━━━ Data excerpts ━━━

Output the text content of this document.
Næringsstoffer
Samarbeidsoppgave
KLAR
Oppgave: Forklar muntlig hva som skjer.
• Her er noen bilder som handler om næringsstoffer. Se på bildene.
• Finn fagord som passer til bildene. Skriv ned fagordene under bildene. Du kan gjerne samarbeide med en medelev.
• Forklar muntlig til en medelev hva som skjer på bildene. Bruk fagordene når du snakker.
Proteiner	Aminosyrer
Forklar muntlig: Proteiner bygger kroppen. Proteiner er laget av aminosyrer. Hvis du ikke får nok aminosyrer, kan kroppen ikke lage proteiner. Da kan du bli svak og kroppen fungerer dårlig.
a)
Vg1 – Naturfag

━━━
━━━ Data excerpts ━━━

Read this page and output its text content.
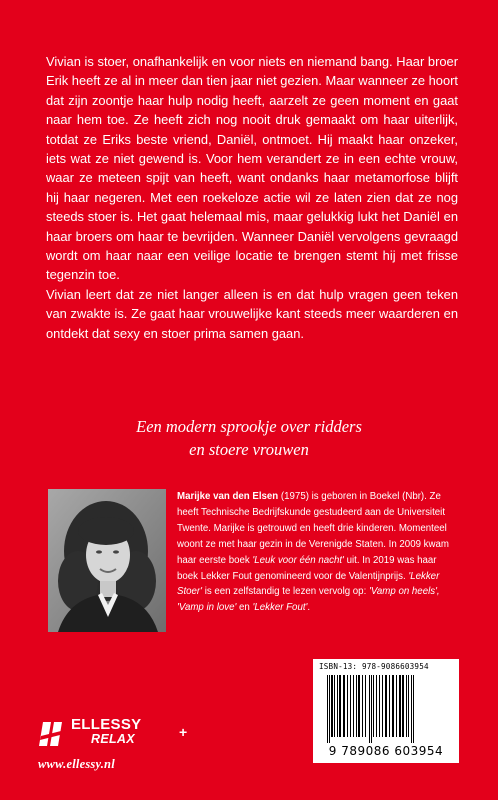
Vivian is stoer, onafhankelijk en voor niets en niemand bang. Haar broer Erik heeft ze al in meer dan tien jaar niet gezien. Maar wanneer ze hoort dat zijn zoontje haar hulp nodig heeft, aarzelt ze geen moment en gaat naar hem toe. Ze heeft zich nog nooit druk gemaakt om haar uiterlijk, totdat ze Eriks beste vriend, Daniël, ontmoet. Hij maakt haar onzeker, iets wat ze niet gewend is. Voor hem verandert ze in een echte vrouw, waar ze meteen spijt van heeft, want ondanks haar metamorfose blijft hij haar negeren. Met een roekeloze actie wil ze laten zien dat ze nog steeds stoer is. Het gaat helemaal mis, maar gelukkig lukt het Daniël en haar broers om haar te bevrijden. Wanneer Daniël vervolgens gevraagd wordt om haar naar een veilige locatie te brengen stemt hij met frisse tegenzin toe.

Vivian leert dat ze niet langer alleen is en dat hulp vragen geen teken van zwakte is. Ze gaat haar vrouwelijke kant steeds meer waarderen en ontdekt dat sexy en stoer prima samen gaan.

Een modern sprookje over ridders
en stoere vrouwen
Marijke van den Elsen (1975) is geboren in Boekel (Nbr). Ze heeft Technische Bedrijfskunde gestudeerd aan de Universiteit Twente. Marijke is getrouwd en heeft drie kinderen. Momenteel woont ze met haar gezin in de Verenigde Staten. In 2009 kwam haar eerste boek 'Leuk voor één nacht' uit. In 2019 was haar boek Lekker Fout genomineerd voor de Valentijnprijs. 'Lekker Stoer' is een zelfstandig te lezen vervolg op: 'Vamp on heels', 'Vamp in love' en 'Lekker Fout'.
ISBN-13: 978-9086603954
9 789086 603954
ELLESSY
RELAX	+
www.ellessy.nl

━━━
━━━ Data excerpts ━━━

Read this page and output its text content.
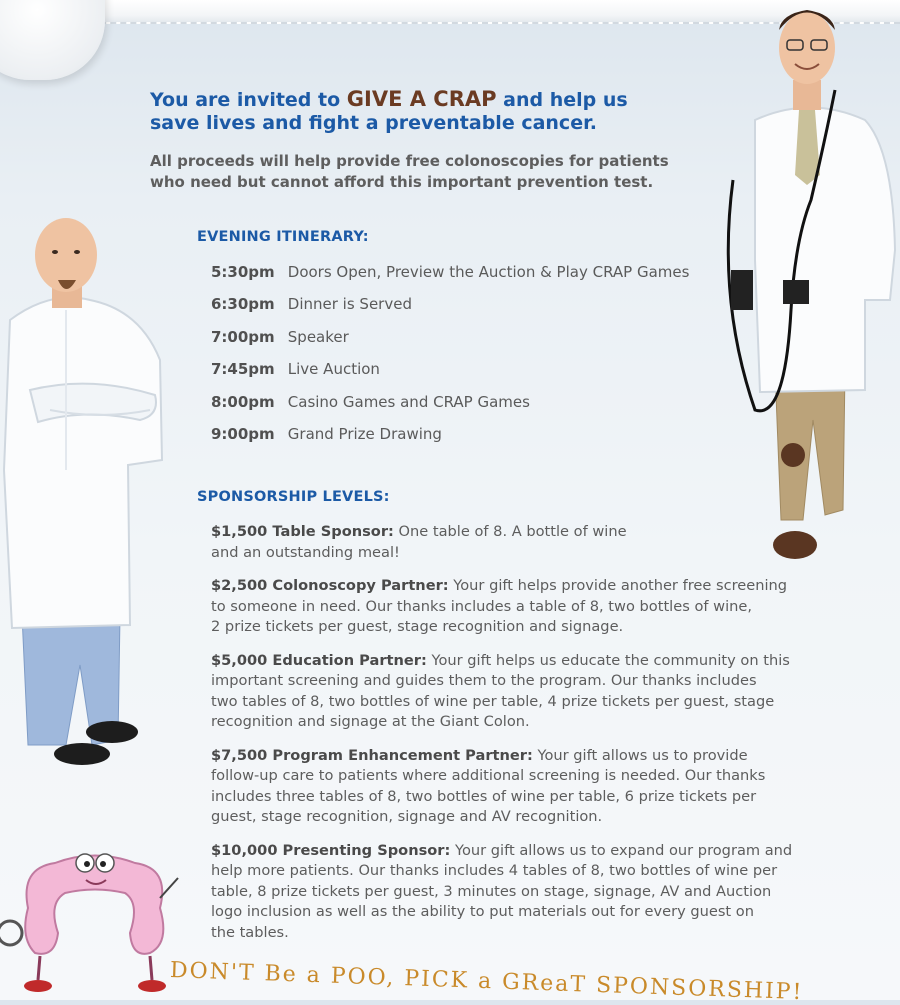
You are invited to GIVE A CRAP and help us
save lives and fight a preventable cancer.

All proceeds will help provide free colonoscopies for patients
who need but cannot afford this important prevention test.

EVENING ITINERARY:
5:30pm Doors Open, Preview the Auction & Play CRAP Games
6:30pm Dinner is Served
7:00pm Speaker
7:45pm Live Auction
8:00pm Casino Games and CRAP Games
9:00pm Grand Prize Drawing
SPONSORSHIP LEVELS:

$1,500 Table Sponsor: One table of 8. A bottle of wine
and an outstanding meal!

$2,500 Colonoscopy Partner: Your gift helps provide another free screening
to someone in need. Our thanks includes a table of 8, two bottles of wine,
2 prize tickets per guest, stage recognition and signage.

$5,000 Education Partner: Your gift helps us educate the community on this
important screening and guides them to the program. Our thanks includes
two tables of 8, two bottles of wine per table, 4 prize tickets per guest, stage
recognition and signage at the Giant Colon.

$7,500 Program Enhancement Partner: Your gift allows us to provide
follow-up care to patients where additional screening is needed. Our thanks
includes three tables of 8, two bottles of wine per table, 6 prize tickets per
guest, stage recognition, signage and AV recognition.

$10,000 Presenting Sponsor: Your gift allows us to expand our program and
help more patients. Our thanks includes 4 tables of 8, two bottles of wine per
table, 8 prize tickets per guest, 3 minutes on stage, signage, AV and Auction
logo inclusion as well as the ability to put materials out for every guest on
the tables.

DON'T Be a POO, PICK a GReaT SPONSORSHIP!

━━━

What to work on: The answer must consist of each line in the entries above that includes "meer".

Solution for this problem:
Vivian is stoer, onafhankelijk en voor niets en niemand bang. Haar broer Erik heeft ze al in meer dan tien jaar niet gezien. Maar wanneer ze hoort dat zijn zoontje haar hulp nodig heeft, aarzelt ze geen moment en gaat naar hem toe. Ze heeft zich nog nooit druk gemaakt om haar uiterlijk, totdat ze Eriks beste vriend, Daniël, ontmoet. Hij maakt haar onzeker, iets wat ze niet gewend is. Voor hem verandert ze in een echte vrouw, waar ze meteen spijt van heeft, want ondanks haar metamorfose blijft hij haar negeren. Met een roekeloze actie wil ze laten zien dat ze nog steeds stoer is. Het gaat helemaal mis, maar gelukkig lukt het Daniël en haar broers om haar te bevrijden. Wanneer Daniël vervolgens gevraagd wordt om haar naar een veilige locatie te brengen stemt hij met frisse tegenzin toe.
Vivian leert dat ze niet langer alleen is en dat hulp vragen geen teken van zwakte is. Ze gaat haar vrouwelijke kant steeds meer waarderen en ontdekt dat sexy en stoer prima samen gaan.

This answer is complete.